↓↓↓
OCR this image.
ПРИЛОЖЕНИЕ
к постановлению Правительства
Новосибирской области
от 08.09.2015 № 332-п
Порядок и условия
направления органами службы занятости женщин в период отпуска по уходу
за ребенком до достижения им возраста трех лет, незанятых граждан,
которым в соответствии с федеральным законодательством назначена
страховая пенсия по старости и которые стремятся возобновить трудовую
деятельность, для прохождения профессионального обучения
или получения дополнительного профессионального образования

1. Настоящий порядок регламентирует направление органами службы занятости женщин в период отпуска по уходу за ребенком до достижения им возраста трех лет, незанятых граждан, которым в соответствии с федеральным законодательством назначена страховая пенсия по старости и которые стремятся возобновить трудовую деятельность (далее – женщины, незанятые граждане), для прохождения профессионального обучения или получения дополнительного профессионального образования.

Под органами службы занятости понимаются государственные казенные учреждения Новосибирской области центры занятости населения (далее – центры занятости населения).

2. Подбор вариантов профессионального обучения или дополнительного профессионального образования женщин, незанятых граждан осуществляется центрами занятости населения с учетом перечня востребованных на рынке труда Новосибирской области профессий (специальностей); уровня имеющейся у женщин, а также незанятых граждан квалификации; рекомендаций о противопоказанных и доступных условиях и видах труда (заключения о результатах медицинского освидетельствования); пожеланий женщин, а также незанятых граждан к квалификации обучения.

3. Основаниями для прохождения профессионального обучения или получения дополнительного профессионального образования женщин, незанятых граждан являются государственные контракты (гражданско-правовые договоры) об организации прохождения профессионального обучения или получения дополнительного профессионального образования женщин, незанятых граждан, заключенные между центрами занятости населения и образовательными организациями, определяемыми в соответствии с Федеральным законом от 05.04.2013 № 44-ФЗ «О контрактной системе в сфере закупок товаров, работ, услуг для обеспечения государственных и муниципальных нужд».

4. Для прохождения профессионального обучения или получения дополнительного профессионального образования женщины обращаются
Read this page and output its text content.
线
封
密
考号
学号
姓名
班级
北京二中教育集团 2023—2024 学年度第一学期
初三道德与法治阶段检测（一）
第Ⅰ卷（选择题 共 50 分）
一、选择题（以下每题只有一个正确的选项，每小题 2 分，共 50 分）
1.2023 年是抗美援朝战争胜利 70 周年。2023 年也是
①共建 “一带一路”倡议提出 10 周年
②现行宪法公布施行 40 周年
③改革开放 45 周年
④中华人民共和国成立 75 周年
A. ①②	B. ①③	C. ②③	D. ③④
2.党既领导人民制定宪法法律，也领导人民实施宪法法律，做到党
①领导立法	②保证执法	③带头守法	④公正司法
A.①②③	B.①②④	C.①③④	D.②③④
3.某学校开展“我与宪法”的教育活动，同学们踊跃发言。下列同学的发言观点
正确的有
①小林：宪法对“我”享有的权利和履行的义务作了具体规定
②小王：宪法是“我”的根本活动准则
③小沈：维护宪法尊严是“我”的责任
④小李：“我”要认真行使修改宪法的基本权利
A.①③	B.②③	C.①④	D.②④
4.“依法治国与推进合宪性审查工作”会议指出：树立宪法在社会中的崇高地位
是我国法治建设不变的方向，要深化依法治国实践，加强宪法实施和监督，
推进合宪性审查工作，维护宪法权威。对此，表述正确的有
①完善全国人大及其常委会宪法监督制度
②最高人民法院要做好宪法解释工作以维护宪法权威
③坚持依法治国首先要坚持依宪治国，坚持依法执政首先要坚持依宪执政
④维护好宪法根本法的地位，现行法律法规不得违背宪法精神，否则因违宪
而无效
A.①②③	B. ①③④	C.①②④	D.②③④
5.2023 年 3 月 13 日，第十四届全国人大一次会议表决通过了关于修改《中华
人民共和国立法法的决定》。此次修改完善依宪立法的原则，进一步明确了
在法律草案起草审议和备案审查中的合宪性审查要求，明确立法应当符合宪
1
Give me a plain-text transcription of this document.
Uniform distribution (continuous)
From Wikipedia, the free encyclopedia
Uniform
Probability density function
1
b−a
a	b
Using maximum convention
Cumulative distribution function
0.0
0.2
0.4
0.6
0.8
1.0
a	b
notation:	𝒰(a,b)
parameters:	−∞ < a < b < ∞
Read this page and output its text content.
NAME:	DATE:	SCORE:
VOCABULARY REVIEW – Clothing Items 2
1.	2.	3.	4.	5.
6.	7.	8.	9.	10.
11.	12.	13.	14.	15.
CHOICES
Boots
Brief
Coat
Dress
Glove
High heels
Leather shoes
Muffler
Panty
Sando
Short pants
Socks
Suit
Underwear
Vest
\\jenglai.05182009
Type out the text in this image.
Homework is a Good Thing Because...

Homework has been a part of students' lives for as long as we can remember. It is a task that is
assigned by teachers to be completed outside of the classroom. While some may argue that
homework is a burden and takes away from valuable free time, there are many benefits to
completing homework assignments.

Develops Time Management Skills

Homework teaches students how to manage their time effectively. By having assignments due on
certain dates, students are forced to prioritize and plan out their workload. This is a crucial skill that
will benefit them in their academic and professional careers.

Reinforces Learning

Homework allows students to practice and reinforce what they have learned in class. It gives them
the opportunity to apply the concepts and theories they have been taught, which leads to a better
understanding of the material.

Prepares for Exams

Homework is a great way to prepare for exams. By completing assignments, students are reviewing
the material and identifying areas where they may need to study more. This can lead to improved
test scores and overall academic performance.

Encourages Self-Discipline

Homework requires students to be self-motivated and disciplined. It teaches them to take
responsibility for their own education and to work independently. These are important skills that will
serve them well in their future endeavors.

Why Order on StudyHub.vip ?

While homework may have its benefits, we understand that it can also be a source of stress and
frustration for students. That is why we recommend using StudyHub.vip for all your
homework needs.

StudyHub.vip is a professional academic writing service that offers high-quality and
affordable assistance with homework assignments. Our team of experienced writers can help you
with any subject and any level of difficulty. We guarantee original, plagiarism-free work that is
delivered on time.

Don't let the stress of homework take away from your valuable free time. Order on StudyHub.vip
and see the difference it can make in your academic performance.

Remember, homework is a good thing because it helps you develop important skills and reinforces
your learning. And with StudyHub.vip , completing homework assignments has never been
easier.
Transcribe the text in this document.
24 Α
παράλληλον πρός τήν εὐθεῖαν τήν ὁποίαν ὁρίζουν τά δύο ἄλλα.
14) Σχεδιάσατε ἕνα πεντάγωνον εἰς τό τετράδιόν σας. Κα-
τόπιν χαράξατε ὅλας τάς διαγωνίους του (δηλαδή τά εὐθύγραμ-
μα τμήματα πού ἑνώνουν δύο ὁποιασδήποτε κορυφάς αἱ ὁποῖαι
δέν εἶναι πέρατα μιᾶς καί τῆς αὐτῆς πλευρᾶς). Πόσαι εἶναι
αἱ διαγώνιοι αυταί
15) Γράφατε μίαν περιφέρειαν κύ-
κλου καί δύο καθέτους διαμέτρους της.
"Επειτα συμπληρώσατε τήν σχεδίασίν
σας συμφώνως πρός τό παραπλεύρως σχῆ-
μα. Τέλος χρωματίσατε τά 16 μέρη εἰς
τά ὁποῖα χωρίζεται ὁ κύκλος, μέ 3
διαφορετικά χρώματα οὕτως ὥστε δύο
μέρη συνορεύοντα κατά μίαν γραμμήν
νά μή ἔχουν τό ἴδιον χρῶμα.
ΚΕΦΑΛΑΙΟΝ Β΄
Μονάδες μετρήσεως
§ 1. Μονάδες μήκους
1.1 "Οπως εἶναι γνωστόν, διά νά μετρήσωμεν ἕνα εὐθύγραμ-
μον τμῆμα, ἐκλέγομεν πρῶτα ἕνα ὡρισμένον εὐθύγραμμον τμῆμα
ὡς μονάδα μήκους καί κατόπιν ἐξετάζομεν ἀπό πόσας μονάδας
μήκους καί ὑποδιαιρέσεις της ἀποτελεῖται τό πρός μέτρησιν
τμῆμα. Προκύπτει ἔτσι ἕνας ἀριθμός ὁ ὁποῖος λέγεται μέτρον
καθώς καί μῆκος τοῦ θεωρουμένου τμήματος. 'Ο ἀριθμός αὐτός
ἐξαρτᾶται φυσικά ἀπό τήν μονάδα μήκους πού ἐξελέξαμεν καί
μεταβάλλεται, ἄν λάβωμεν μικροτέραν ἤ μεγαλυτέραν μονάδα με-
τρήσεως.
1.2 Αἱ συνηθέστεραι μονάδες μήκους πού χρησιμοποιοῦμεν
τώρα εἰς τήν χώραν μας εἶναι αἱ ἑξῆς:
↑↑↑
## What to work on
Review the material and copy each line in which the word "пенсия" appears.

## Written solution
страховая пенсия по старости и которые стремятся возобновить трудовую
1. Настоящий порядок регламентирует направление органами службы занятости женщин в период отпуска по уходу за ребенком до достижения им возраста трех лет, незанятых граждан, которым в соответствии с федеральным законодательством назначена страховая пенсия по старости и которые стремятся возобновить трудовую деятельность (далее – женщины, незанятые граждане), для прохождения профессионального обучения или получения дополнительного профессионального образования.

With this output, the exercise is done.